— start of Material to process —

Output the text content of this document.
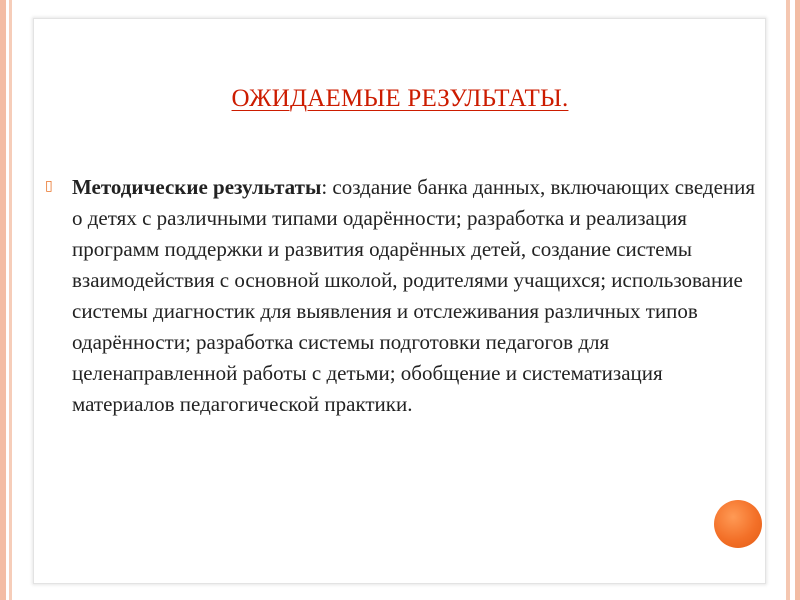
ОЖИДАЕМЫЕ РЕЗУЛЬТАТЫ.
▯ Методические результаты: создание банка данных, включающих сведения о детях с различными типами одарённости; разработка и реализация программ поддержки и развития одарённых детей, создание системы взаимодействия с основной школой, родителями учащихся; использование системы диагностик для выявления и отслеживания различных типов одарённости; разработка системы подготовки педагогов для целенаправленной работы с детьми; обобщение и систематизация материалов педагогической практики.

— end of Material to process —
— start of Material to process —

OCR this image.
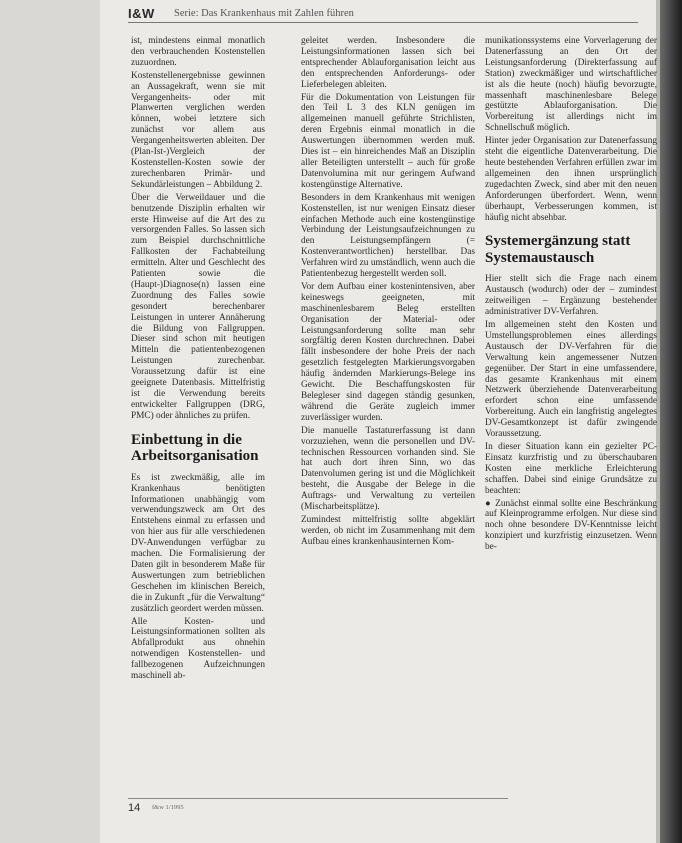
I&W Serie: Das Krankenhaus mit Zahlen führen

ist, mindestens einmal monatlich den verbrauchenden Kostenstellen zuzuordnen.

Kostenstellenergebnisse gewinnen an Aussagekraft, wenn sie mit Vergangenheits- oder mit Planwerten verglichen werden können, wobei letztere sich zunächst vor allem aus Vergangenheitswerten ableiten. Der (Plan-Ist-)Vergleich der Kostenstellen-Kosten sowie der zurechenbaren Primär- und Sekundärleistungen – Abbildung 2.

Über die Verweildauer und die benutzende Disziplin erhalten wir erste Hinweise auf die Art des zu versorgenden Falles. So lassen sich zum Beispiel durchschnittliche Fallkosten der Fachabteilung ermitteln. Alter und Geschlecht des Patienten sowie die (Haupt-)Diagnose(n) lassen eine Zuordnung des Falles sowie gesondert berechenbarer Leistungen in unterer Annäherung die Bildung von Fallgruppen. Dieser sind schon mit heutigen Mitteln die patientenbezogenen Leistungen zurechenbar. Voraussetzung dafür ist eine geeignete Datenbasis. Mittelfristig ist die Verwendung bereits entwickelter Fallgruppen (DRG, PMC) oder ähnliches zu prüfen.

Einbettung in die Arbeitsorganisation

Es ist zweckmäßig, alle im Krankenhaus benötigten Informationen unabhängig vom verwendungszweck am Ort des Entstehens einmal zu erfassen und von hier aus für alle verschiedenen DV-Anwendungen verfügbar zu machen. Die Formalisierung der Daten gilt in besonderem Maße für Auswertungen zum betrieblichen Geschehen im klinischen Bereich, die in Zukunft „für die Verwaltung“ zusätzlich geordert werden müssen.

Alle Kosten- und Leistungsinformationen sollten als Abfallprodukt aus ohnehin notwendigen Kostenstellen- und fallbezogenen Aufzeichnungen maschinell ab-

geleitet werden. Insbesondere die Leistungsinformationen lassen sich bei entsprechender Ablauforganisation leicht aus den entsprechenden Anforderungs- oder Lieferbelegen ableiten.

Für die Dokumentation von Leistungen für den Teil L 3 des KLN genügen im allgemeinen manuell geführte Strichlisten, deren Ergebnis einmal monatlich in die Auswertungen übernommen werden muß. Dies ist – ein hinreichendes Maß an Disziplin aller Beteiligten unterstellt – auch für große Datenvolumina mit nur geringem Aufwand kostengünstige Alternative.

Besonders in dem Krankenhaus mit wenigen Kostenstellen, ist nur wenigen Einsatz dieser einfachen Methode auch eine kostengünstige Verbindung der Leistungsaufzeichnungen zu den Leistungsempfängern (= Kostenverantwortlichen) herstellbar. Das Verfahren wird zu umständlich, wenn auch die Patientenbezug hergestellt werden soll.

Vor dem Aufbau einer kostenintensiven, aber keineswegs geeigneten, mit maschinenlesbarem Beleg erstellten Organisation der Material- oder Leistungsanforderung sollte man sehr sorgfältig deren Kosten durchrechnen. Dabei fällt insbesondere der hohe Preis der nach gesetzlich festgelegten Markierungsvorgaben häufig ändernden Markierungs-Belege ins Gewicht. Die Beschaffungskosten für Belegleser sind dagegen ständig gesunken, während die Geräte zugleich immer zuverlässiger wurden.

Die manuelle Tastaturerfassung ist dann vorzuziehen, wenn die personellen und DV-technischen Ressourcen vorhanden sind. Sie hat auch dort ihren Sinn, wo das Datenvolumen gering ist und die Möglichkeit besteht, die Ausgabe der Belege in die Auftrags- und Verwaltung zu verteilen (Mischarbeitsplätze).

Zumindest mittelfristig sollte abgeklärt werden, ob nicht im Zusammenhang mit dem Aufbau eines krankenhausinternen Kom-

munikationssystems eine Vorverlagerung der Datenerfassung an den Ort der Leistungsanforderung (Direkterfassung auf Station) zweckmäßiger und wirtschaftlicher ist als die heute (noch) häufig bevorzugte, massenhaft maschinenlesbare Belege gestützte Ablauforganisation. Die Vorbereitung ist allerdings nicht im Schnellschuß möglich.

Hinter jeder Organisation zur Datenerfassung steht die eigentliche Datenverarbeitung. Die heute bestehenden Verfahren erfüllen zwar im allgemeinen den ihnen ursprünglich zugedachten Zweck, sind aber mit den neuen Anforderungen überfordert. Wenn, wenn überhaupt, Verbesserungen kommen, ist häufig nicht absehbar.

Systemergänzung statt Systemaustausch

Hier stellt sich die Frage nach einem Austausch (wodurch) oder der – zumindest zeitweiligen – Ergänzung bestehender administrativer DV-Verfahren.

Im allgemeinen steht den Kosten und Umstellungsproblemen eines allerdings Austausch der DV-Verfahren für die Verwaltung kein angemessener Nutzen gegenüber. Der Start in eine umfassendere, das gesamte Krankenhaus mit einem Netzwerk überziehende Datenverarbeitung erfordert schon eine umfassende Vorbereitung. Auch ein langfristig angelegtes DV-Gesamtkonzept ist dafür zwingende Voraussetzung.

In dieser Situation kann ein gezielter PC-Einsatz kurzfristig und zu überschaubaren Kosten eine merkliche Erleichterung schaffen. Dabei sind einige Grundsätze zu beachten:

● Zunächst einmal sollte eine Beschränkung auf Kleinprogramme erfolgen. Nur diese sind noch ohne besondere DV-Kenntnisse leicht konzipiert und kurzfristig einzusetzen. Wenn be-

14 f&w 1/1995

— end of Material to process —
— start of Material to process —

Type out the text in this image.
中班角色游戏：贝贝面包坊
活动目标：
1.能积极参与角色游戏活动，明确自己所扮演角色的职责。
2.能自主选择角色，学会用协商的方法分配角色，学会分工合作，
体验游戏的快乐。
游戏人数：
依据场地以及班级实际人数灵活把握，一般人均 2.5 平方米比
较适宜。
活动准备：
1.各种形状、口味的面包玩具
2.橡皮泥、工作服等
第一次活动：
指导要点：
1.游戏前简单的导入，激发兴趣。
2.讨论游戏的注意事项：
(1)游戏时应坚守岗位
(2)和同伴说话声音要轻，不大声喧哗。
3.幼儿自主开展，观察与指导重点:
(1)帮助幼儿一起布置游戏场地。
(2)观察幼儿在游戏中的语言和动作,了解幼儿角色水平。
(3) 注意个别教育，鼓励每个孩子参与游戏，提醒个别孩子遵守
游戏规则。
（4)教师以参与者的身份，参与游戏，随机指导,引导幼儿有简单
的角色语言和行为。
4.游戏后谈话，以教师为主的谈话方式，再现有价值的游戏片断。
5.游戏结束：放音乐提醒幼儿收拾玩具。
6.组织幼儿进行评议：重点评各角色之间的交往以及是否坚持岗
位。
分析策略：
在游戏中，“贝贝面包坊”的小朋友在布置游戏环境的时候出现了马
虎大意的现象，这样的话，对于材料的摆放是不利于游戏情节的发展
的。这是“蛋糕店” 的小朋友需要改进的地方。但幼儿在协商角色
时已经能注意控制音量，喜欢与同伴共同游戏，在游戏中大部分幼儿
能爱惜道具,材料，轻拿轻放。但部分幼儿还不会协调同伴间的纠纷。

— end of Material to process —

(Exercise) Copy out each line in the preceding records that contains "Datenverarbeitung".

(Written response)
Hinter jeder Organisation zur Datenerfassung steht die eigentliche Datenverarbeitung. Die heute bestehenden Verfahren erfüllen zwar im allgemeinen den ihnen ursprünglich zugedachten Zweck, sind aber mit den neuen Anforderungen überfordert. Wenn, wenn überhaupt, Verbesserungen kommen, ist häufig nicht absehbar.
Im allgemeinen steht den Kosten und Umstellungsproblemen eines allerdings Austausch der DV-Verfahren für die Verwaltung kein angemessener Nutzen gegenüber. Der Start in eine umfassendere, das gesamte Krankenhaus mit einem Netzwerk überziehende Datenverarbeitung erfordert schon eine umfassende Vorbereitung. Auch ein langfristig angelegtes DV-Gesamtkonzept ist dafür zwingende Voraussetzung.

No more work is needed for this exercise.